Stored records
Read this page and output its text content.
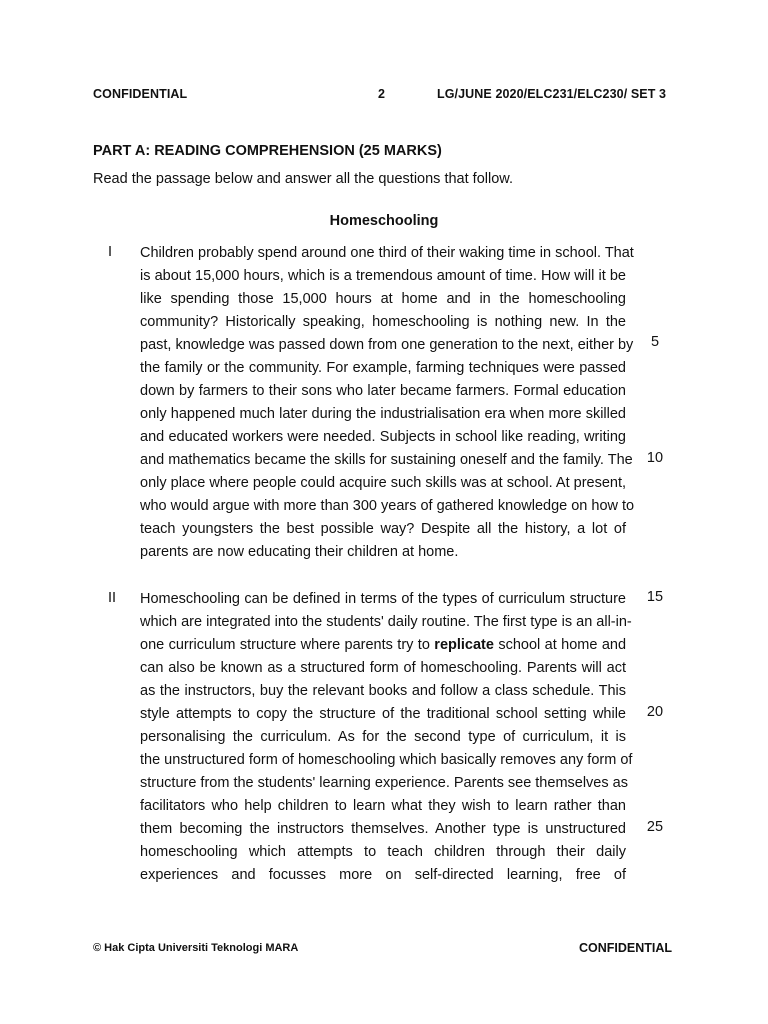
CONFIDENTIAL	2	LG/JUNE 2020/ELC231/ELC230/ SET 3
PART A: READING COMPREHENSION (25 MARKS)
Read the passage below and answer all the questions that follow.
Homeschooling
I Children probably spend around one third of their waking time in school. That
is about 15,000 hours, which is a tremendous amount of time. How will it be
like spending those 15,000 hours at home and in the homeschooling
community? Historically speaking, homeschooling is nothing new. In the
past, knowledge was passed down from one generation to the next, either by
the family or the community. For example, farming techniques were passed
down by farmers to their sons who later became farmers. Formal education
only happened much later during the industrialisation era when more skilled
and educated workers were needed. Subjects in school like reading, writing
and mathematics became the skills for sustaining oneself and the family. The
only place where people could acquire such skills was at school. At present,
who would argue with more than 300 years of gathered knowledge on how to
teach youngsters the best possible way? Despite all the history, a lot of
parents are now educating their children at home.
II Homeschooling can be defined in terms of the types of curriculum structure
which are integrated into the students' daily routine. The first type is an all-in-
one curriculum structure where parents try to replicate school at home and
can also be known as a structured form of homeschooling. Parents will act
as the instructors, buy the relevant books and follow a class schedule. This
style attempts to copy the structure of the traditional school setting while
personalising the curriculum. As for the second type of curriculum, it is
the unstructured form of homeschooling which basically removes any form of
structure from the students' learning experience. Parents see themselves as
facilitators who help children to learn what they wish to learn rather than
them becoming the instructors themselves. Another type is unstructured
homeschooling which attempts to teach children through their daily
experiences and focusses more on self-directed learning, free of
5
10
15
20
25
© Hak Cipta Universiti Teknologi MARA	CONFIDENTIAL
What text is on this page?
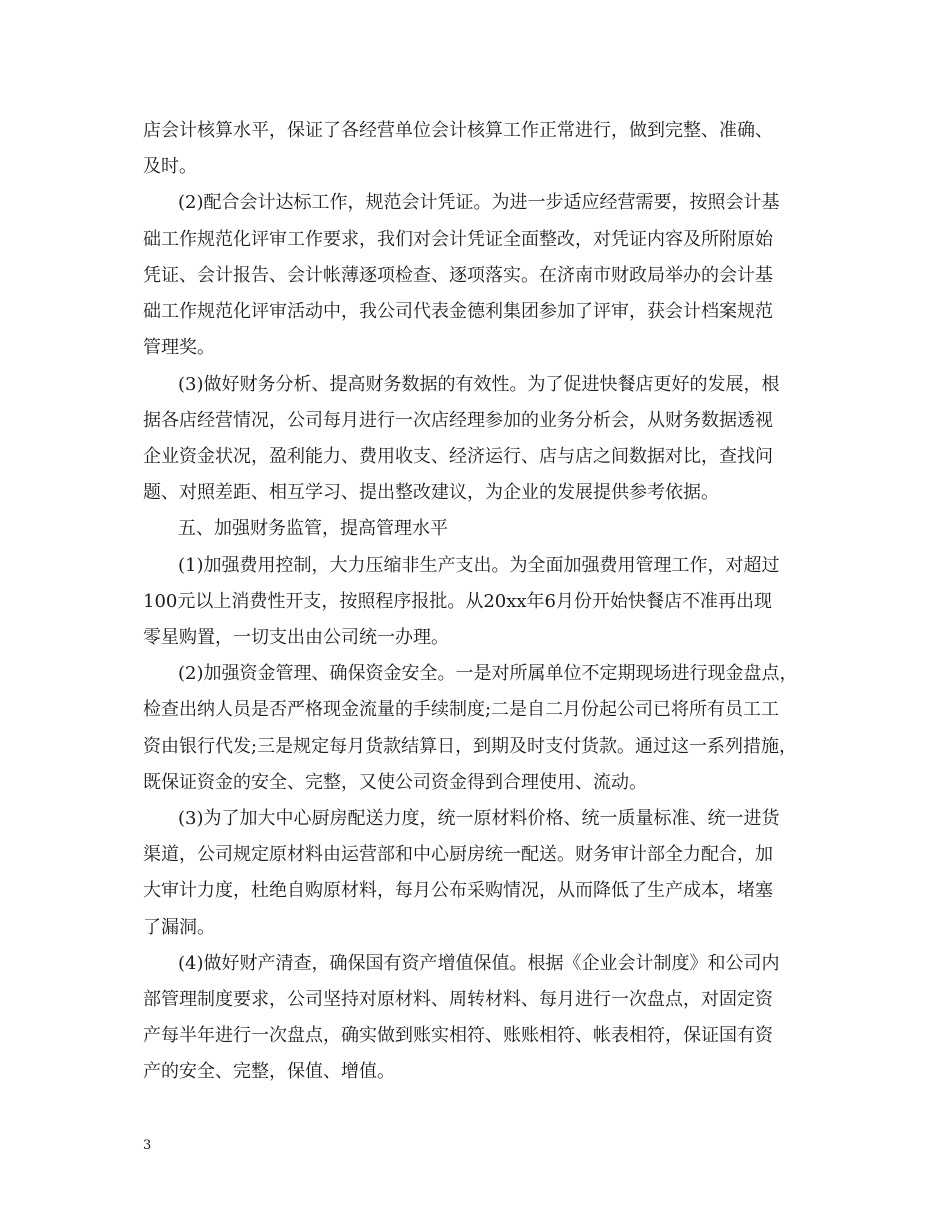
店会计核算水平，保证了各经营单位会计核算工作正常进行，做到完整、准确、
及时。
(2)配合会计达标工作，规范会计凭证。为进一步适应经营需要，按照会计基
础工作规范化评审工作要求，我们对会计凭证全面整改，对凭证内容及所附原始
凭证、会计报告、会计帐薄逐项检查、逐项落实。在济南市财政局举办的会计基
础工作规范化评审活动中，我公司代表金德利集团参加了评审，获会计档案规范
管理奖。
(3)做好财务分析、提高财务数据的有效性。为了促进快餐店更好的发展，根
据各店经营情况，公司每月进行一次店经理参加的业务分析会，从财务数据透视
企业资金状况，盈利能力、费用收支、经济运行、店与店之间数据对比，查找问
题、对照差距、相互学习、提出整改建议，为企业的发展提供参考依据。
五、加强财务监管，提高管理水平
(1)加强费用控制，大力压缩非生产支出。为全面加强费用管理工作，对超过
100元以上消费性开支，按照程序报批。从20xx年6月份开始快餐店不准再出现
零星购置，一切支出由公司统一办理。
(2)加强资金管理、确保资金安全。一是对所属单位不定期现场进行现金盘点，
检查出纳人员是否严格现金流量的手续制度;二是自二月份起公司已将所有员工工
资由银行代发;三是规定每月货款结算日，到期及时支付货款。通过这一系列措施，
既保证资金的安全、完整，又使公司资金得到合理使用、流动。
(3)为了加大中心厨房配送力度，统一原材料价格、统一质量标准、统一进货
渠道，公司规定原材料由运营部和中心厨房统一配送。财务审计部全力配合，加
大审计力度，杜绝自购原材料，每月公布采购情况，从而降低了生产成本，堵塞
了漏洞。
(4)做好财产清查，确保国有资产增值保值。根据《企业会计制度》和公司内
部管理制度要求，公司坚持对原材料、周转材料、每月进行一次盘点，对固定资
产每半年进行一次盘点，确实做到账实相符、账账相符、帐表相符，保证国有资
产的安全、完整，保值、增值。
3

WRITTEN EXERCISE
Every line above should be repeated exactly; pictures stay out of the copy.

ANSWER
Read this page and output its text content.
CONFIDENTIAL	2	LG/JUNE 2020/ELC231/ELC230/ SET 3
PART A: READING COMPREHENSION (25 MARKS)
Read the passage below and answer all the questions that follow.
Homeschooling
I Children probably spend around one third of their waking time in school. That
is about 15,000 hours, which is a tremendous amount of time. How will it be
like spending those 15,000 hours at home and in the homeschooling
community? Historically speaking, homeschooling is nothing new. In the
past, knowledge was passed down from one generation to the next, either by
the family or the community. For example, farming techniques were passed
down by farmers to their sons who later became farmers. Formal education
only happened much later during the industrialisation era when more skilled
and educated workers were needed. Subjects in school like reading, writing
and mathematics became the skills for sustaining oneself and the family. The
only place where people could acquire such skills was at school. At present,
who would argue with more than 300 years of gathered knowledge on how to
teach youngsters the best possible way? Despite all the history, a lot of
parents are now educating their children at home.
II Homeschooling can be defined in terms of the types of curriculum structure
which are integrated into the students' daily routine. The first type is an all-in-
one curriculum structure where parents try to replicate school at home and
can also be known as a structured form of homeschooling. Parents will act
as the instructors, buy the relevant books and follow a class schedule. This
style attempts to copy the structure of the traditional school setting while
personalising the curriculum. As for the second type of curriculum, it is
the unstructured form of homeschooling which basically removes any form of
structure from the students' learning experience. Parents see themselves as
facilitators who help children to learn what they wish to learn rather than
them becoming the instructors themselves. Another type is unstructured
homeschooling which attempts to teach children through their daily
experiences and focusses more on self-directed learning, free of
5
10
15
20
25
© Hak Cipta Universiti Teknologi MARA	CONFIDENTIAL
What text is on this page?
店会计核算水平，保证了各经营单位会计核算工作正常进行，做到完整、准确、
及时。
(2)配合会计达标工作，规范会计凭证。为进一步适应经营需要，按照会计基
础工作规范化评审工作要求，我们对会计凭证全面整改，对凭证内容及所附原始
凭证、会计报告、会计帐薄逐项检查、逐项落实。在济南市财政局举办的会计基
础工作规范化评审活动中，我公司代表金德利集团参加了评审，获会计档案规范
管理奖。
(3)做好财务分析、提高财务数据的有效性。为了促进快餐店更好的发展，根
据各店经营情况，公司每月进行一次店经理参加的业务分析会，从财务数据透视
企业资金状况，盈利能力、费用收支、经济运行、店与店之间数据对比，查找问
题、对照差距、相互学习、提出整改建议，为企业的发展提供参考依据。
五、加强财务监管，提高管理水平
(1)加强费用控制，大力压缩非生产支出。为全面加强费用管理工作，对超过
100元以上消费性开支，按照程序报批。从20xx年6月份开始快餐店不准再出现
零星购置，一切支出由公司统一办理。
(2)加强资金管理、确保资金安全。一是对所属单位不定期现场进行现金盘点，
检查出纳人员是否严格现金流量的手续制度;二是自二月份起公司已将所有员工工
资由银行代发;三是规定每月货款结算日，到期及时支付货款。通过这一系列措施，
既保证资金的安全、完整，又使公司资金得到合理使用、流动。
(3)为了加大中心厨房配送力度，统一原材料价格、统一质量标准、统一进货
渠道，公司规定原材料由运营部和中心厨房统一配送。财务审计部全力配合，加
大审计力度，杜绝自购原材料，每月公布采购情况，从而降低了生产成本，堵塞
了漏洞。
(4)做好财产清查，确保国有资产增值保值。根据《企业会计制度》和公司内
部管理制度要求，公司坚持对原材料、周转材料、每月进行一次盘点，对固定资
产每半年进行一次盘点，确实做到账实相符、账账相符、帐表相符，保证国有资
产的安全、完整，保值、增值。
3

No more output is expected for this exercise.